Reproduce each line bearing the word "化成最简整数比是".

* START DATA SUPPLIED *

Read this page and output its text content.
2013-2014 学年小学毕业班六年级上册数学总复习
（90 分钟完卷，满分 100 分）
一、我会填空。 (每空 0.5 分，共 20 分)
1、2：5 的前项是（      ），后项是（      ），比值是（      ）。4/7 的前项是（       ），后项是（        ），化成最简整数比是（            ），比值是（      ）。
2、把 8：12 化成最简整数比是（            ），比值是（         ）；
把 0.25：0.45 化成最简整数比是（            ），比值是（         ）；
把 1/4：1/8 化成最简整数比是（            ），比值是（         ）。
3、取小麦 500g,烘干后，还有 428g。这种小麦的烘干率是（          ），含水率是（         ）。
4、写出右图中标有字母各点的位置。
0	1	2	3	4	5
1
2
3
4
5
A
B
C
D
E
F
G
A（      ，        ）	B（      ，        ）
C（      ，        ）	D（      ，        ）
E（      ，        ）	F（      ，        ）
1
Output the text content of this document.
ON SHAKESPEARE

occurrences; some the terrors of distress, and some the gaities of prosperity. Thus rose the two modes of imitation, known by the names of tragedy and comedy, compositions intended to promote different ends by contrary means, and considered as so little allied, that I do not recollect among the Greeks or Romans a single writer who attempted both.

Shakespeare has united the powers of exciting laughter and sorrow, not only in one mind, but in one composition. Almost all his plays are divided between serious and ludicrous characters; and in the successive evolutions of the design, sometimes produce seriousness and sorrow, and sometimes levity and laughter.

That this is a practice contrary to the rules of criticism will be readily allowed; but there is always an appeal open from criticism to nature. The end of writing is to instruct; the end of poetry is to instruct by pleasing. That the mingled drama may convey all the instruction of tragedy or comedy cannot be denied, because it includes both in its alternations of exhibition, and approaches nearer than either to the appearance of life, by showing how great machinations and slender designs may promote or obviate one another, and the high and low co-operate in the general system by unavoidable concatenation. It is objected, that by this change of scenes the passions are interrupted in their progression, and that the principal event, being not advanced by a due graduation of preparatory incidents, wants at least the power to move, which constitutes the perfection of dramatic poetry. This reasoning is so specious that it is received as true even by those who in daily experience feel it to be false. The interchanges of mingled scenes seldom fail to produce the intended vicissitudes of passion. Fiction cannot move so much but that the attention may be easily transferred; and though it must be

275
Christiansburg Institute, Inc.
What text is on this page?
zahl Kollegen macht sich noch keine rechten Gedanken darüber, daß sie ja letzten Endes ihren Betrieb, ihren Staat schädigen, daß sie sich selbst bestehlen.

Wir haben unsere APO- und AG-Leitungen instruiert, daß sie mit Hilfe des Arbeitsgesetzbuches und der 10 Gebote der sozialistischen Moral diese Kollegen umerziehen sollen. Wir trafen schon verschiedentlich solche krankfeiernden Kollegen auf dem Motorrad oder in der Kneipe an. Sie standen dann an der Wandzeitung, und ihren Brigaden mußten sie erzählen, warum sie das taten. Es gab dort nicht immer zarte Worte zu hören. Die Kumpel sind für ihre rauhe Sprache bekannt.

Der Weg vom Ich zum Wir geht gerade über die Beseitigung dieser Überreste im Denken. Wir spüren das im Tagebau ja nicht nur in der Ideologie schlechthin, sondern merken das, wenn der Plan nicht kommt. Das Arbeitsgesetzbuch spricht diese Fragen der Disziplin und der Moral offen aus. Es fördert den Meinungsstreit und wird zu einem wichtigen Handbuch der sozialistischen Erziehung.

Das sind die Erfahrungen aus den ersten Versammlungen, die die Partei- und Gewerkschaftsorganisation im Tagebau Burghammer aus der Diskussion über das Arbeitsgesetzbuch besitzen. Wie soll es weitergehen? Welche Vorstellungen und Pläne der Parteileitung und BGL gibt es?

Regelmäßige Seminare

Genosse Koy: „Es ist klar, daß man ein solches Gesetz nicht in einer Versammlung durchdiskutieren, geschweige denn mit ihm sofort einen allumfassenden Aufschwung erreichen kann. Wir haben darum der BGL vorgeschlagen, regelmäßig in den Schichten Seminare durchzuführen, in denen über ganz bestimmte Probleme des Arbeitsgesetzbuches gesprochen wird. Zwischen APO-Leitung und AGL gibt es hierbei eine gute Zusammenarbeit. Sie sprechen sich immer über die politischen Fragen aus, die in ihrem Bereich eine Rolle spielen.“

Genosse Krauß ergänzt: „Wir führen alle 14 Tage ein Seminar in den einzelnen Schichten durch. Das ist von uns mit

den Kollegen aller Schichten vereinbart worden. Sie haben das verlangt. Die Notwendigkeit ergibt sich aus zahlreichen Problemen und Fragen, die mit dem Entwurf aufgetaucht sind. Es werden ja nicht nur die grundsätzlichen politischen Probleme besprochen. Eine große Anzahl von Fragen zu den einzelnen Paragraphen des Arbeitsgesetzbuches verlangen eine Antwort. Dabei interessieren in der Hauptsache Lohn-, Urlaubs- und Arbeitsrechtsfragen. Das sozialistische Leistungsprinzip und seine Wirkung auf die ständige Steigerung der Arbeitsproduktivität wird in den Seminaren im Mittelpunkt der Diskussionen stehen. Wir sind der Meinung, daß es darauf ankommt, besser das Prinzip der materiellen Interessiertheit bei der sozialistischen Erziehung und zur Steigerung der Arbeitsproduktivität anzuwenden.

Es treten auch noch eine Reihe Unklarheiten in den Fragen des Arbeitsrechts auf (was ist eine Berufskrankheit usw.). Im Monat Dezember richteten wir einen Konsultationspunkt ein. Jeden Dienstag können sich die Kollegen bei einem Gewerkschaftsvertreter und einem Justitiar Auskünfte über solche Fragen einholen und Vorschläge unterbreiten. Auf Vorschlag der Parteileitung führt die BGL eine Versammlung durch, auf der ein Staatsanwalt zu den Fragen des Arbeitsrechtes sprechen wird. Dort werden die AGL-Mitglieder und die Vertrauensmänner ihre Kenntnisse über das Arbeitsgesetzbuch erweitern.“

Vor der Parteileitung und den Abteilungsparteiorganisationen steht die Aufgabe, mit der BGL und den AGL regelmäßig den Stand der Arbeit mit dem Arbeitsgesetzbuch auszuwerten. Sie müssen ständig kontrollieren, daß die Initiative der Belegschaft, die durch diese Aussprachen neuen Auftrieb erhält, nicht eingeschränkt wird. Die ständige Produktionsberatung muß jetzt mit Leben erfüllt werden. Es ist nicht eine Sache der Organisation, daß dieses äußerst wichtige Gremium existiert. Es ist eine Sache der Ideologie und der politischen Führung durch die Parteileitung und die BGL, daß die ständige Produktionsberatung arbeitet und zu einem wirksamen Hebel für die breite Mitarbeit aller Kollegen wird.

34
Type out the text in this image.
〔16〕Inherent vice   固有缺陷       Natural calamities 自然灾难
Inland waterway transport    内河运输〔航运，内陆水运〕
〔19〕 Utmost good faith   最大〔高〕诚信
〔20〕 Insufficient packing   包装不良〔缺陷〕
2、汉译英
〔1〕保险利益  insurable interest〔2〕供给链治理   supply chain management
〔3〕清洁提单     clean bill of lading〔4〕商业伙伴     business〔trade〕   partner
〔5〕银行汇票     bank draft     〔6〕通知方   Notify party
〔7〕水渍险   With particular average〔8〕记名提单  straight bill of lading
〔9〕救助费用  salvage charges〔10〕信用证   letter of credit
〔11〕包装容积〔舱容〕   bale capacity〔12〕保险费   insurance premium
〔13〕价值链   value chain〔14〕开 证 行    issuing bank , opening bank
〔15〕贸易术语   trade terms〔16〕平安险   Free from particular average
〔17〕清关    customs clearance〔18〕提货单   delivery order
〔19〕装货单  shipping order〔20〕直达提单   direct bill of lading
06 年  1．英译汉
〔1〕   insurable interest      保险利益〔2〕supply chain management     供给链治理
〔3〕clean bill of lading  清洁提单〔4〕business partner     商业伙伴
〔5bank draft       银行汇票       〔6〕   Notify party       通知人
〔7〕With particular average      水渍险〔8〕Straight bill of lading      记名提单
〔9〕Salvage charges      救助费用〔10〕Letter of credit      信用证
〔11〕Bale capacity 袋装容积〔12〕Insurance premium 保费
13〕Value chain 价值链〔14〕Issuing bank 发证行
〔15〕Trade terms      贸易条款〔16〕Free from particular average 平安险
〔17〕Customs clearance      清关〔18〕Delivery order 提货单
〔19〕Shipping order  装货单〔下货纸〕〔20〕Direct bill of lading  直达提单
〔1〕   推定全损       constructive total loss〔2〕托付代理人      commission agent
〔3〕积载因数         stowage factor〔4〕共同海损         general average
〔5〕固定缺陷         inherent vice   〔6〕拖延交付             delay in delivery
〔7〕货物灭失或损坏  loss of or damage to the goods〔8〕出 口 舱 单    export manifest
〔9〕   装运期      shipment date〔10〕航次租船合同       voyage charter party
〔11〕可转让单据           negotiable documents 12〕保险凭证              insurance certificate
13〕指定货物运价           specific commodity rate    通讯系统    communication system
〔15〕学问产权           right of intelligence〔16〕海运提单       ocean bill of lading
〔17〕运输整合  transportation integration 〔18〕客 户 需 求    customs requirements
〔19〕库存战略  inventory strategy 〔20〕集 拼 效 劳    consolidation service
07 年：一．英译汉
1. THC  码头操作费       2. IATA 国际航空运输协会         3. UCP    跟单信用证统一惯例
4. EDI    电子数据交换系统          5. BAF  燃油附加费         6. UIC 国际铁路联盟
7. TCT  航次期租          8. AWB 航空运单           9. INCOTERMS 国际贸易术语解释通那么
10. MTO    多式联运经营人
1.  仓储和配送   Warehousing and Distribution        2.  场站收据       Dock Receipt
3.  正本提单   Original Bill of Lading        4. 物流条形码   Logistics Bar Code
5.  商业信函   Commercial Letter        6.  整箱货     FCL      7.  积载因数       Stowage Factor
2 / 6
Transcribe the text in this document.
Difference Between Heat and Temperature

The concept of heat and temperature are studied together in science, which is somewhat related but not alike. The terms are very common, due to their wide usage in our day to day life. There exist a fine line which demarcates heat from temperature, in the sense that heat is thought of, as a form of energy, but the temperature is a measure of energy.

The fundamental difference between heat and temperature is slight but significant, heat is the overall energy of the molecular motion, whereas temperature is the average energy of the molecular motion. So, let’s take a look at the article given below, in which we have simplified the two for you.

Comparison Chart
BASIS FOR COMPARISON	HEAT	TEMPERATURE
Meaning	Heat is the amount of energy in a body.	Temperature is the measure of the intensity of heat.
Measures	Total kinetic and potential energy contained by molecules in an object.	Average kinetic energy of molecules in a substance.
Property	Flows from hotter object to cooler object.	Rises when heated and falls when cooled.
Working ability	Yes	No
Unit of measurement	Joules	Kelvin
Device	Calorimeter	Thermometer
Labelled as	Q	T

* END DATA SUPPLIED *

EXERCISE RESPONSE:
1、2：5 的前项是（      ），后项是（      ），比值是（      ）。4/7 的前项是（       ），后项是（        ），化成最简整数比是（            ），比值是（      ）。
2、把 8：12 化成最简整数比是（            ），比值是（         ）；
把 0.25：0.45 化成最简整数比是（            ），比值是（         ）；
把 1/4：1/8 化成最简整数比是（            ），比值是（         ）。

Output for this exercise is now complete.